(Stored data)
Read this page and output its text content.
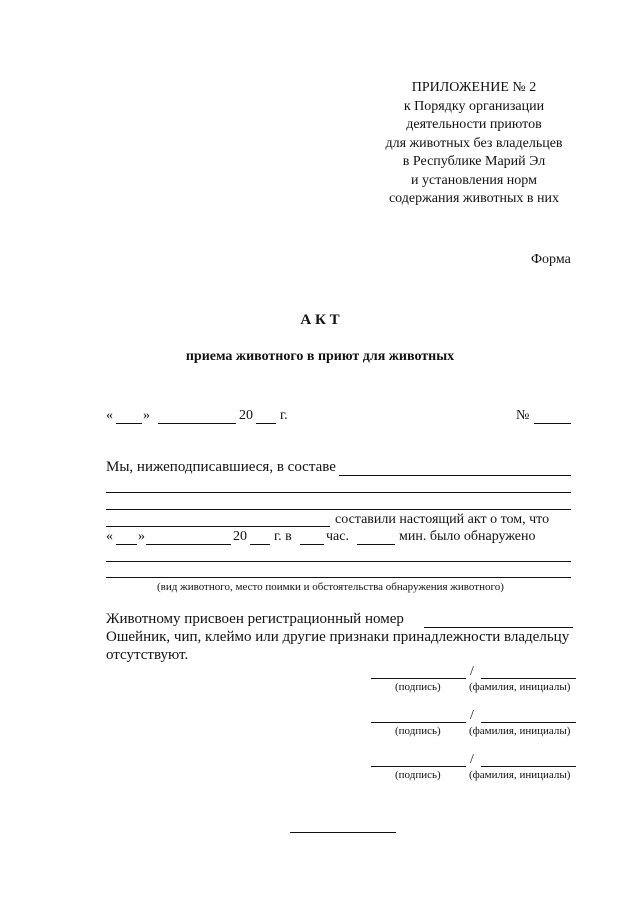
ПРИЛОЖЕНИЕ № 2
к Порядку организации
деятельности приютов
для животных без владельцев
в Республике Марий Эл
и установления норм
содержания животных в них
Форма
А К Т
приема животного в приют для животных
« »	20 г.	№
Мы, нижеподписавшиеся, в составе
составили настоящий акт о том, что
« »	20 г. в час.	мин. было обнаружено
(вид животного, место поимки и обстоятельства обнаружения животного)
Животному присвоен регистрационный номер
Ошейник, чип, клеймо или другие признаки принадлежности владельцу
отсутствуют.
/
(подпись)	(фамилия, инициалы)
/
(подпись)	(фамилия, инициалы)
/
(подпись)	(фамилия, инициалы)
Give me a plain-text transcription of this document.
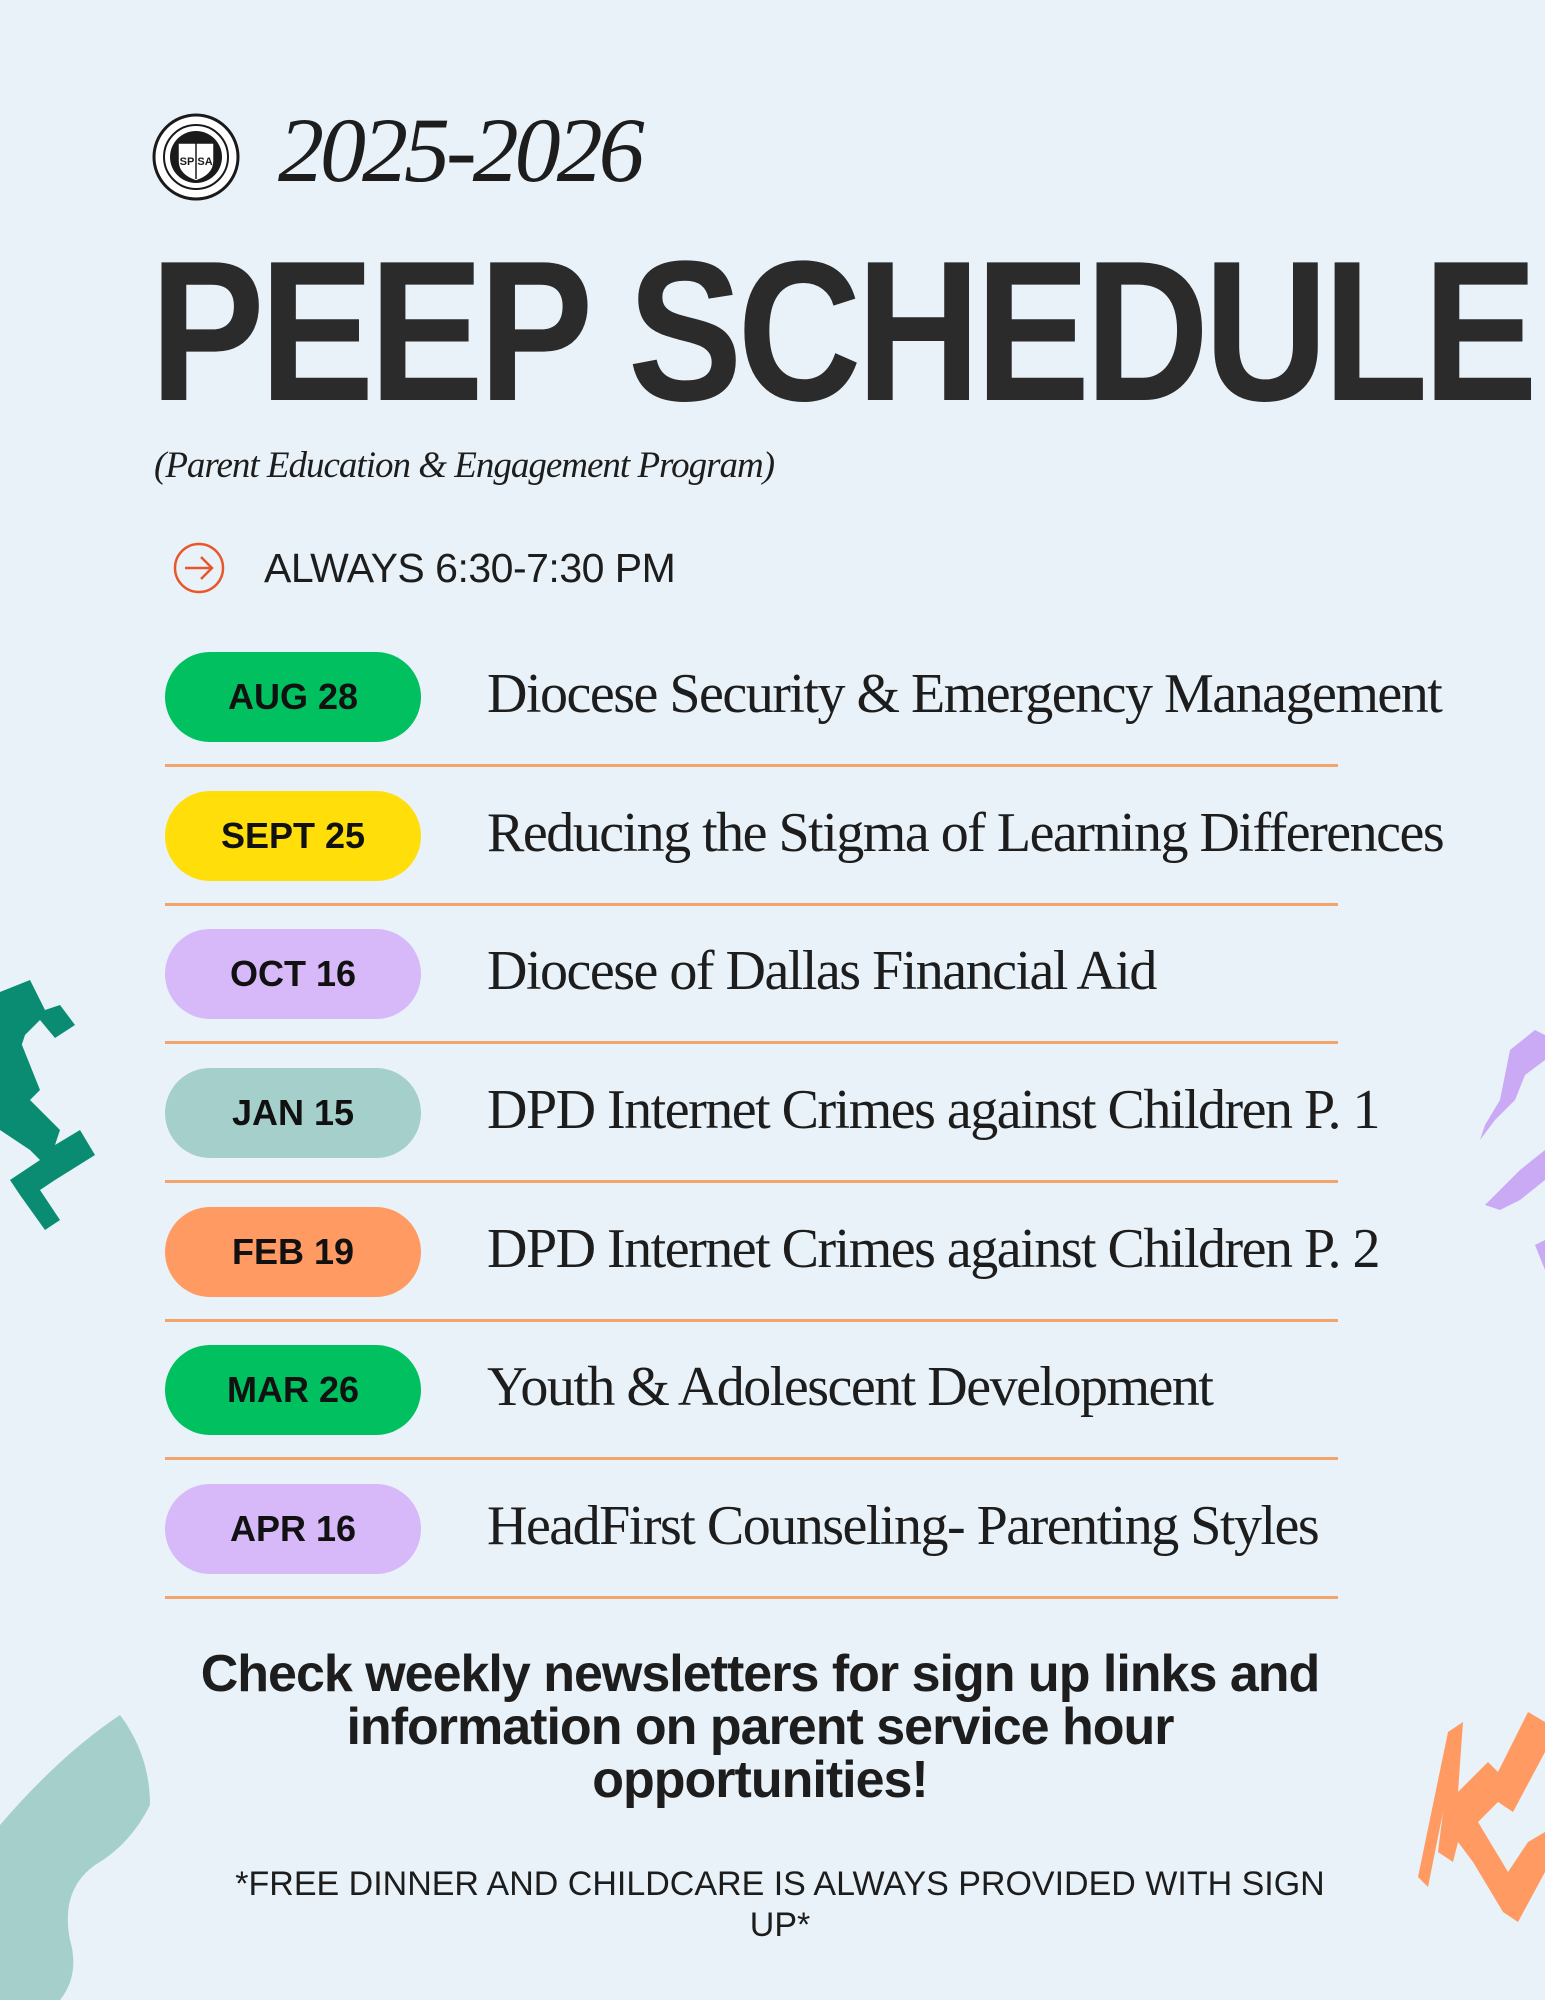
SP SA 2025-2026
PEEP SCHEDULE
(Parent Education & Engagement Program)
ALWAYS 6:30-7:30 PM
AUG 28	Diocese Security & Emergency Management
SEPT 25	Reducing the Stigma of Learning Differences
OCT 16	Diocese of Dallas Financial Aid
JAN 15	DPD Internet Crimes against Children P. 1
FEB 19	DPD Internet Crimes against Children P. 2
MAR 26	Youth & Adolescent Development
APR 16	HeadFirst Counseling- Parenting Styles
Check weekly newsletters for sign up links and information on parent service hour opportunities!
*FREE DINNER AND CHILDCARE IS ALWAYS PROVIDED WITH SIGN UP*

_Description of the task:_
Look through the lines above and collect those with the word "Internet".

_Exercise result:_
JAN 15	DPD Internet Crimes against Children P. 1
FEB 19	DPD Internet Crimes against Children P. 2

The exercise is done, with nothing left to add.